*** Dataset rows

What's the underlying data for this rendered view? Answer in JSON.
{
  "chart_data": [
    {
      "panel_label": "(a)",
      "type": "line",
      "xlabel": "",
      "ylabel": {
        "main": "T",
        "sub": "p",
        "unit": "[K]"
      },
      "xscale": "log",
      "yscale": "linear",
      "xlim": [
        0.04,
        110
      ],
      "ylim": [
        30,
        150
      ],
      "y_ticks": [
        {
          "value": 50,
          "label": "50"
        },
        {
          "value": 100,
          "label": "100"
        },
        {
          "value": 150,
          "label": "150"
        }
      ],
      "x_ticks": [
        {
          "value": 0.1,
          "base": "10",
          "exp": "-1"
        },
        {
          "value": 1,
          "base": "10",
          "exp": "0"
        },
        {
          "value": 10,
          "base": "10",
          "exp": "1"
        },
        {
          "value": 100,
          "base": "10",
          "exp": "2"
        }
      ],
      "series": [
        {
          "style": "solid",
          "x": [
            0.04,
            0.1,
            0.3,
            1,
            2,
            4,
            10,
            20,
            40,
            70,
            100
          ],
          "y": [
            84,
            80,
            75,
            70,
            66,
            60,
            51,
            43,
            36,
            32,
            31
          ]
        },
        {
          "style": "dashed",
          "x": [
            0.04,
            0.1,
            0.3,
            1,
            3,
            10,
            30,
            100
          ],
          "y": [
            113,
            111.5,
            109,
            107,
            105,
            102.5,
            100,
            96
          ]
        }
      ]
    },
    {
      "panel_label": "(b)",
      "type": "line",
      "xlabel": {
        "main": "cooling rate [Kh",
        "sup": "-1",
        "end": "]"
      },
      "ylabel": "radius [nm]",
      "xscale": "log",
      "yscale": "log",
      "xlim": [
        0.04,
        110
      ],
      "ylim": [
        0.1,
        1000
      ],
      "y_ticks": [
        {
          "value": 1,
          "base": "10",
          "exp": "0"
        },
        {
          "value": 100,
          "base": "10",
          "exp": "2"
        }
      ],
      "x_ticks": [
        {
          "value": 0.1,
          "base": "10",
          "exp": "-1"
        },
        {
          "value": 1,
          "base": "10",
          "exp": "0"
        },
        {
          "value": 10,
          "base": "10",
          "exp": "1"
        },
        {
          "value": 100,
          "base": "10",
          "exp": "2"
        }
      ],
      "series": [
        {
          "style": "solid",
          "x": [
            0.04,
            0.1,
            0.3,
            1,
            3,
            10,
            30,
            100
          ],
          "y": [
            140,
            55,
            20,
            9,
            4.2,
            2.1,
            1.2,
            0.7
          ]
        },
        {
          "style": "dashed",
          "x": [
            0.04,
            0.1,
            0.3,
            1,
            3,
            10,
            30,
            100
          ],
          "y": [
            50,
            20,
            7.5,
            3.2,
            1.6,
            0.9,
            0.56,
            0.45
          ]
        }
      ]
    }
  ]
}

******

Brief —
Every line above should be written out again exactly as it stands.

Full response —
What's the underlying data for this rendered view? Answer in JSON.
{
  "chart_data": [
    {
      "panel_label": "(a)",
      "type": "line",
      "xlabel": "",
      "ylabel": {
        "main": "T",
        "sub": "p",
        "unit": "[K]"
      },
      "xscale": "log",
      "yscale": "linear",
      "xlim": [
        0.04,
        110
      ],
      "ylim": [
        30,
        150
      ],
      "y_ticks": [
        {
          "value": 50,
          "label": "50"
        },
        {
          "value": 100,
          "label": "100"
        },
        {
          "value": 150,
          "label": "150"
        }
      ],
      "x_ticks": [
        {
          "value": 0.1,
          "base": "10",
          "exp": "-1"
        },
        {
          "value": 1,
          "base": "10",
          "exp": "0"
        },
        {
          "value": 10,
          "base": "10",
          "exp": "1"
        },
        {
          "value": 100,
          "base": "10",
          "exp": "2"
        }
      ],
      "series": [
        {
          "style": "solid",
          "x": [
            0.04,
            0.1,
            0.3,
            1,
            2,
            4,
            10,
            20,
            40,
            70,
            100
          ],
          "y": [
            84,
            80,
            75,
            70,
            66,
            60,
            51,
            43,
            36,
            32,
            31
          ]
        },
        {
          "style": "dashed",
          "x": [
            0.04,
            0.1,
            0.3,
            1,
            3,
            10,
            30,
            100
          ],
          "y": [
            113,
            111.5,
            109,
            107,
            105,
            102.5,
            100,
            96
          ]
        }
      ]
    },
    {
      "panel_label": "(b)",
      "type": "line",
      "xlabel": {
        "main": "cooling rate [Kh",
        "sup": "-1",
        "end": "]"
      },
      "ylabel": "radius [nm]",
      "xscale": "log",
      "yscale": "log",
      "xlim": [
        0.04,
        110
      ],
      "ylim": [
        0.1,
        1000
      ],
      "y_ticks": [
        {
          "value": 1,
          "base": "10",
          "exp": "0"
        },
        {
          "value": 100,
          "base": "10",
          "exp": "2"
        }
      ],
      "x_ticks": [
        {
          "value": 0.1,
          "base": "10",
          "exp": "-1"
        },
        {
          "value": 1,
          "base": "10",
          "exp": "0"
        },
        {
          "value": 10,
          "base": "10",
          "exp": "1"
        },
        {
          "value": 100,
          "base": "10",
          "exp": "2"
        }
      ],
      "series": [
        {
          "style": "solid",
          "x": [
            0.04,
            0.1,
            0.3,
            1,
            3,
            10,
            30,
            100
          ],
          "y": [
            140,
            55,
            20,
            9,
            4.2,
            2.1,
            1.2,
            0.7
          ]
        },
        {
          "style": "dashed",
          "x": [
            0.04,
            0.1,
            0.3,
            1,
            3,
            10,
            30,
            100
          ],
          "y": [
            50,
            20,
            7.5,
            3.2,
            1.6,
            0.9,
            0.56,
            0.45
          ]
        }
      ]
    }
  ]
}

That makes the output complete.